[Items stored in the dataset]
+===+

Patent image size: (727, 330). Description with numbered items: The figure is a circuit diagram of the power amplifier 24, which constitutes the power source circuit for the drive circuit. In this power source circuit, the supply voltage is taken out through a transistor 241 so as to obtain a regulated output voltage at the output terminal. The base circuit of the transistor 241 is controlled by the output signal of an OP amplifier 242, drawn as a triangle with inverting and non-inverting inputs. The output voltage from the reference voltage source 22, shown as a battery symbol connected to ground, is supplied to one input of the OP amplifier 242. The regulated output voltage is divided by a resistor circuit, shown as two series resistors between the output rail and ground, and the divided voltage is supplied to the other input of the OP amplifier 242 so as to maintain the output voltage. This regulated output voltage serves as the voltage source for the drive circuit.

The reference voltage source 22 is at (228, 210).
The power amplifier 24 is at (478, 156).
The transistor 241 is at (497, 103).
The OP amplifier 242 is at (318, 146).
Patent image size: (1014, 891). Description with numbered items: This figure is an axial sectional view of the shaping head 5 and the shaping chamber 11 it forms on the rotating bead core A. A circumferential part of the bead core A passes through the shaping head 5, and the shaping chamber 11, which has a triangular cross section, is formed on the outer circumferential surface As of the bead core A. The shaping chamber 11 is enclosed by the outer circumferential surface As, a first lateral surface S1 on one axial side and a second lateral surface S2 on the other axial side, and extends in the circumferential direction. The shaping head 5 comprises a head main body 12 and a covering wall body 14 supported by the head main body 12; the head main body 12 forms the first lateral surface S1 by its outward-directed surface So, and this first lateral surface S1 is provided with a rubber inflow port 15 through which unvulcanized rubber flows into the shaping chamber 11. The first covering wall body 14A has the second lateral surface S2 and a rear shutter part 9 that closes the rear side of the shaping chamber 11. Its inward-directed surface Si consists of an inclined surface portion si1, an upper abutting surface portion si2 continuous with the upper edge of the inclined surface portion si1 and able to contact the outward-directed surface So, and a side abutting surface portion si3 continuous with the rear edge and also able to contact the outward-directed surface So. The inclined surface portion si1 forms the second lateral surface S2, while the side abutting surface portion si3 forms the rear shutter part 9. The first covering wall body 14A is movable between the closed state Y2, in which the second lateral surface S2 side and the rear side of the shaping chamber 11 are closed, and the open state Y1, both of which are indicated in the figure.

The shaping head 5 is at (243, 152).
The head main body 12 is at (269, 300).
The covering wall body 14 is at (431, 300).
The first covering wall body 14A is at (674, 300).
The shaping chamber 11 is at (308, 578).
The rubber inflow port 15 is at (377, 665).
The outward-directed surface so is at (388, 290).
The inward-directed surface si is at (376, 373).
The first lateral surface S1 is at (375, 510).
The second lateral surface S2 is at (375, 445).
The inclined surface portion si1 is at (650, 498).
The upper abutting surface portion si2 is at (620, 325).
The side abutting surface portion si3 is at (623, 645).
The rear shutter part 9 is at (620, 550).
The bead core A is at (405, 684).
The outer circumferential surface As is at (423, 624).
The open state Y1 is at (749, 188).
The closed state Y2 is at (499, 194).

+===+

Task objective:
Recast every line of the listing above as a numbered list, omitting the blank lines.

Response for this exercise:
1. Patent image size: (727, 330). Description with numbered items: The figure is a circuit diagram of the power amplifier 24, which constitutes the power source circuit for the drive circuit. In this power source circuit, the supply voltage is taken out through a transistor 241 so as to obtain a regulated output voltage at the output terminal. The base circuit of the transistor 241 is controlled by the output signal of an OP amplifier 242, drawn as a triangle with inverting and non-inverting inputs. The output voltage from the reference voltage source 22, shown as a battery symbol connected to ground, is supplied to one input of the OP amplifier 242. The regulated output voltage is divided by a resistor circuit, shown as two series resistors between the output rail and ground, and the divided voltage is supplied to the other input of the OP amplifier 242 so as to maintain the output voltage. This regulated output voltage serves as the voltage source for the drive circuit.
2. The reference voltage source 22 is at (228, 210).
3. The power amplifier 24 is at (478, 156).
4. The transistor 241 is at (497, 103).
5. The OP amplifier 242 is at (318, 146).
6. Patent image size: (1014, 891). Description with numbered items: This figure is an axial sectional view of the shaping head 5 and the shaping chamber 11 it forms on the rotating bead core A. A circumferential part of the bead core A passes through the shaping head 5, and the shaping chamber 11, which has a triangular cross section, is formed on the outer circumferential surface As of the bead core A. The shaping chamber 11 is enclosed by the outer circumferential surface As, a first lateral surface S1 on one axial side and a second lateral surface S2 on the other axial side, and extends in the circumferential direction. The shaping head 5 comprises a head main body 12 and a covering wall body 14 supported by the head main body 12; the head main body 12 forms the first lateral surface S1 by its outward-directed surface So, and this first lateral surface S1 is provided with a rubber inflow port 15 through which unvulcanized rubber flows into the shaping chamber 11. The first covering wall body 14A has the second lateral surface S2 and a rear shutter part 9 that closes the rear side of the shaping chamber 11. Its inward-directed surface Si consists of an inclined surface portion si1, an upper abutting surface portion si2 continuous with the upper edge of the inclined surface portion si1 and able to contact the outward-directed surface So, and a side abutting surface portion si3 continuous with the rear edge and also able to contact the outward-directed surface So. The inclined surface portion si1 forms the second lateral surface S2, while the side abutting surface portion si3 forms the rear shutter part 9. The first covering wall body 14A is movable between the closed state Y2, in which the second lateral surface S2 side and the rear side of the shaping chamber 11 are closed, and the open state Y1, both of which are indicated in the figure.
7. The shaping head 5 is at (243, 152).
8. The head main body 12 is at (269, 300).
9. The covering wall body 14 is at (431, 300).
10. The first covering wall body 14A is at (674, 300).
11. The shaping chamber 11 is at (308, 578).
12. The rubber inflow port 15 is at (377, 665).
13. The outward-directed surface so is at (388, 290).
14. The inward-directed surface si is at (376, 373).
15. The first lateral surface S1 is at (375, 510).
16. The second lateral surface S2 is at (375, 445).
17. The inclined surface portion si1 is at (650, 498).
18. The upper abutting surface portion si2 is at (620, 325).
19. The side abutting surface portion si3 is at (623, 645).
20. The rear shutter part 9 is at (620, 550).
21. The bead core A is at (405, 684).
22. The outer circumferential surface As is at (423, 624).
23. The open state Y1 is at (749, 188).
24. The closed state Y2 is at (499, 194).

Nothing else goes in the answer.